◆ **What is asked**
Select, from the material below, each line with "Rheinland" in it.

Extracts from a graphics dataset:
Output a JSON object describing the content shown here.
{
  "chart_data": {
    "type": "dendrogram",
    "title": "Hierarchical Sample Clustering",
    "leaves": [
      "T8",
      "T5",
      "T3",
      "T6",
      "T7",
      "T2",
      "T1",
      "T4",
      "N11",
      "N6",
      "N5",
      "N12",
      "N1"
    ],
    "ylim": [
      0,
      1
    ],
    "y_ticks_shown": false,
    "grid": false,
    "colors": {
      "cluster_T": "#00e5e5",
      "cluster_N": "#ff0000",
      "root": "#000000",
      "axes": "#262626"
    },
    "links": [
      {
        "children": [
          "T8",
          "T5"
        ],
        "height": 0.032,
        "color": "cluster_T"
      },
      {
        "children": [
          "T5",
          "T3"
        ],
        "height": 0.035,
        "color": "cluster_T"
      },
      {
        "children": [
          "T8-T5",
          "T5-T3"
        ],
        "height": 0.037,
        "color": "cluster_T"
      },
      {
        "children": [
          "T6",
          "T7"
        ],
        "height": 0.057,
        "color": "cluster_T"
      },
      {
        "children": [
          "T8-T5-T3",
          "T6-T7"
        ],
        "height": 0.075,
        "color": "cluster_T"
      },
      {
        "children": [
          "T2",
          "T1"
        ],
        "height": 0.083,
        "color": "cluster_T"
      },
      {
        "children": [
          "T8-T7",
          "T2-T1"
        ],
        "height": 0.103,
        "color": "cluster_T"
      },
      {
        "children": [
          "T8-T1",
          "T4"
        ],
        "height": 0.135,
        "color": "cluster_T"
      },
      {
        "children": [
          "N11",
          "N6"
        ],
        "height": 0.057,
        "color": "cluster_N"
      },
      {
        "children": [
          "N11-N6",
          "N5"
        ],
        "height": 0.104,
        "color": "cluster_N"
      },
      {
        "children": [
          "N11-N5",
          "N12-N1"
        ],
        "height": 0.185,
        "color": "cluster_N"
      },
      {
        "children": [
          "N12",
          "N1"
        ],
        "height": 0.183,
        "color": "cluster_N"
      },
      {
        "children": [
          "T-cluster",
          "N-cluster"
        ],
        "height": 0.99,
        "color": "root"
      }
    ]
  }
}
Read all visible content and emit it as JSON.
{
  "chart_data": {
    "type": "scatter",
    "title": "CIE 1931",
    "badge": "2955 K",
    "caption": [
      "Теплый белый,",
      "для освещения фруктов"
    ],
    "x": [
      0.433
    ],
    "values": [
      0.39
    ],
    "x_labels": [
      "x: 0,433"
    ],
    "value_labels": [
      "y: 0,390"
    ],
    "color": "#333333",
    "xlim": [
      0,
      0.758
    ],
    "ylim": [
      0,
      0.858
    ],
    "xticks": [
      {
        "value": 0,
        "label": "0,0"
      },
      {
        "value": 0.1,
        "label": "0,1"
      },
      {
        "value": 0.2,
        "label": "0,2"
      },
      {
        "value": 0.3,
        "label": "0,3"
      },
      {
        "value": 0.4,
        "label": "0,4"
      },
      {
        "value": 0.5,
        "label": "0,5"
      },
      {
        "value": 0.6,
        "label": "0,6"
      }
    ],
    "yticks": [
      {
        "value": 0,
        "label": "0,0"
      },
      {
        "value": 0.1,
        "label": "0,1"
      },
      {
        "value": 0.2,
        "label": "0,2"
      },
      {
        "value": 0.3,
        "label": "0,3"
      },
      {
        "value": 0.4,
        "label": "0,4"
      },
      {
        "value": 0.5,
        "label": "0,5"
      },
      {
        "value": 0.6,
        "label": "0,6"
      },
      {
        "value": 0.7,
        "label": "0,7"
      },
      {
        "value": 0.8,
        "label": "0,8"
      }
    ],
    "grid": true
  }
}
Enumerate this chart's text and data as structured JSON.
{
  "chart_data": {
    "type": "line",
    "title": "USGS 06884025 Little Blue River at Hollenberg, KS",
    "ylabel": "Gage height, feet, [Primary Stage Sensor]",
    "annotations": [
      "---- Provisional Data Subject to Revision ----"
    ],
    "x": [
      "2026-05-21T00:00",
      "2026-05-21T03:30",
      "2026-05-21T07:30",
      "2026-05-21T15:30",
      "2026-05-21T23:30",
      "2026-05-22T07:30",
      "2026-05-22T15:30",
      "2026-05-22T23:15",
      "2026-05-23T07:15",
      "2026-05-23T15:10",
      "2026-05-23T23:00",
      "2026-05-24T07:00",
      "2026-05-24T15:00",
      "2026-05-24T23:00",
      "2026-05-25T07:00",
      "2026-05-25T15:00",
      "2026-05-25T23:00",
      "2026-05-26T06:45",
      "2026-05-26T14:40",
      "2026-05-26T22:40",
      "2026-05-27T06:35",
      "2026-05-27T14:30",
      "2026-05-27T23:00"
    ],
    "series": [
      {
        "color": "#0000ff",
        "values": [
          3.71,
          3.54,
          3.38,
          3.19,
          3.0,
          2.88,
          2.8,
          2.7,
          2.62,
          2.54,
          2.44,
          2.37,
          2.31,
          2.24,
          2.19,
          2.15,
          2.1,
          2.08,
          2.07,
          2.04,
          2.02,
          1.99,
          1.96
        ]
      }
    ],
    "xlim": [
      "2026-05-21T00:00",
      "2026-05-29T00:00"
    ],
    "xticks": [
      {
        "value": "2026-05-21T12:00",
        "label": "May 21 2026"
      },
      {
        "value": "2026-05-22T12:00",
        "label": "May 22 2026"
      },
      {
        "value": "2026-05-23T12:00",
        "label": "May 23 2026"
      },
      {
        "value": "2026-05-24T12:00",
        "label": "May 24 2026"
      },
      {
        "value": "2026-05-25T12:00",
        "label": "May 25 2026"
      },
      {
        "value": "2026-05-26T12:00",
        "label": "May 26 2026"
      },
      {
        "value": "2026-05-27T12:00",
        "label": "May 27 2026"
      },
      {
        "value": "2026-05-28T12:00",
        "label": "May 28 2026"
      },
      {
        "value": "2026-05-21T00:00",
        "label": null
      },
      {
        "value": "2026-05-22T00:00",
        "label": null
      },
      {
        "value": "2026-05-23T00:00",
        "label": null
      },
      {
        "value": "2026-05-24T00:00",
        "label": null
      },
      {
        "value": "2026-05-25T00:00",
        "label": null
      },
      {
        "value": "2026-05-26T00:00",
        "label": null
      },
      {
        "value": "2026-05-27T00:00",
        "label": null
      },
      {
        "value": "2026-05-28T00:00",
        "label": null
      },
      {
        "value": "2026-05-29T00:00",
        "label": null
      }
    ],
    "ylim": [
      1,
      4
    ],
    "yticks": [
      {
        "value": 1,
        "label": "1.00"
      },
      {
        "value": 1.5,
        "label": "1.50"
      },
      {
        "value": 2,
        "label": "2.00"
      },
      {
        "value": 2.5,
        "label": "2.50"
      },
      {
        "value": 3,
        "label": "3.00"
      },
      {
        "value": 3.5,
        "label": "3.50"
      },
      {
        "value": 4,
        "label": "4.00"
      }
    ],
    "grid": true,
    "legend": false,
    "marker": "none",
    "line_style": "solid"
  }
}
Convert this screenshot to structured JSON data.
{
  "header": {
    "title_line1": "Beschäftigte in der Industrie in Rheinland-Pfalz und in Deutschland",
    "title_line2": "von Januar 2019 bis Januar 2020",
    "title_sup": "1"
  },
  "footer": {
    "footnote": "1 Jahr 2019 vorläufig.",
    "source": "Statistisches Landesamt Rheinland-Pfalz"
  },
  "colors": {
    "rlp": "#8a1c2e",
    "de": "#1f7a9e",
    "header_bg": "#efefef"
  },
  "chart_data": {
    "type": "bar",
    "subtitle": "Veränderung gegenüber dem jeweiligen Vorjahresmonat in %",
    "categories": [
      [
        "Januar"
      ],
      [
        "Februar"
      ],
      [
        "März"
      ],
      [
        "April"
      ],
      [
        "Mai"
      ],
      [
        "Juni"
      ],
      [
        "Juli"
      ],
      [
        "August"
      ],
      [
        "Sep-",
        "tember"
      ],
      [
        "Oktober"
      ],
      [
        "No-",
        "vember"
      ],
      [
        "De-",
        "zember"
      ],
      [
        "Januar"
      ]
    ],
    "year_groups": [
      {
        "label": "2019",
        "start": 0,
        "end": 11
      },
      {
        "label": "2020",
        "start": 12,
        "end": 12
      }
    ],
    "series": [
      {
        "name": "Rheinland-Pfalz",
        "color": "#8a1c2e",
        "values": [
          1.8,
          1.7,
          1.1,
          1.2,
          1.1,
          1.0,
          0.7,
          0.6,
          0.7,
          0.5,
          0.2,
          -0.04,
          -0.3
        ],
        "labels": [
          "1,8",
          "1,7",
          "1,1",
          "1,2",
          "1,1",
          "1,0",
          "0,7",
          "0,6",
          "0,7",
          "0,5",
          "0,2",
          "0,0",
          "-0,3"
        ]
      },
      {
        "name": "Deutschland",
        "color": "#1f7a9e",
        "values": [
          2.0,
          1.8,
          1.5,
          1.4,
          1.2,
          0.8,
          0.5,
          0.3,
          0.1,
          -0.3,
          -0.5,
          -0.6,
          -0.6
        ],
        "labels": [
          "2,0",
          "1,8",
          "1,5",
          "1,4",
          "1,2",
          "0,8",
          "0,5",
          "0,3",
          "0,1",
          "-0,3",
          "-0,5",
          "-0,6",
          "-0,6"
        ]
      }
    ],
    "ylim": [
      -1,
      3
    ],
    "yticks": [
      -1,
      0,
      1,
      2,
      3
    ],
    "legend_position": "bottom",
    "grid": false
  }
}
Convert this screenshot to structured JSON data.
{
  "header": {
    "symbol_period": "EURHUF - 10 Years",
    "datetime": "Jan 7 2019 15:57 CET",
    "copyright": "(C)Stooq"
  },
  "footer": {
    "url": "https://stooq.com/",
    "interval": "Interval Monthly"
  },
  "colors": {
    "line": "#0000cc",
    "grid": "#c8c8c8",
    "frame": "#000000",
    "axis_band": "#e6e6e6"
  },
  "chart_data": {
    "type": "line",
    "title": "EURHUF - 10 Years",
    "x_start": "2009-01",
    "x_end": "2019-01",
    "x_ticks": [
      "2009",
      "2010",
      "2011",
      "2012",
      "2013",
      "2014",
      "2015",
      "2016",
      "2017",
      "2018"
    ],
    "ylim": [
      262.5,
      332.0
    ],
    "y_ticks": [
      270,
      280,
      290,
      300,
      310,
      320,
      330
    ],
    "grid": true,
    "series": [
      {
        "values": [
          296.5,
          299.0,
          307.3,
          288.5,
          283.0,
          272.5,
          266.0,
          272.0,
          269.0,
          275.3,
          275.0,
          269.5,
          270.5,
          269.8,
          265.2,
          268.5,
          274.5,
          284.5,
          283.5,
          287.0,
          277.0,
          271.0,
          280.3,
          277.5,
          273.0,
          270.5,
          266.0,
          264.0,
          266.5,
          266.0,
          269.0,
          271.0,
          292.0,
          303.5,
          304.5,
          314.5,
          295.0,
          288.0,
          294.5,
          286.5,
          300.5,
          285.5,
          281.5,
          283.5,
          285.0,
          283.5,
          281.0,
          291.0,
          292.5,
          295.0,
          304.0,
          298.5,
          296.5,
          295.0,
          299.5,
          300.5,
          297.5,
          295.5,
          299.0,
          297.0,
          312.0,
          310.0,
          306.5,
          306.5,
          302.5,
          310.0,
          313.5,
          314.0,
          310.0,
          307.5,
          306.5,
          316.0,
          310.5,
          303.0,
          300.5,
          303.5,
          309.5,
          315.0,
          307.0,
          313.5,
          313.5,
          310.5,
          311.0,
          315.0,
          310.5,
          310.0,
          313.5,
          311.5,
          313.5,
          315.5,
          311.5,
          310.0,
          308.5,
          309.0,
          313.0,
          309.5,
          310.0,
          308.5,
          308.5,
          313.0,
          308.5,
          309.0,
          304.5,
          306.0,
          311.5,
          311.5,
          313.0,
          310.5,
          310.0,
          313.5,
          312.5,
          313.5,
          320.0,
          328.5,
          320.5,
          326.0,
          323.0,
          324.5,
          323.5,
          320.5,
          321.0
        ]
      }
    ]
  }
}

◆ **Answer for the task**
    "title_line1": "Beschäftigte in der Industrie in Rheinland-Pfalz und in Deutschland",
    "source": "Statistisches Landesamt Rheinland-Pfalz"
        "name": "Rheinland-Pfalz",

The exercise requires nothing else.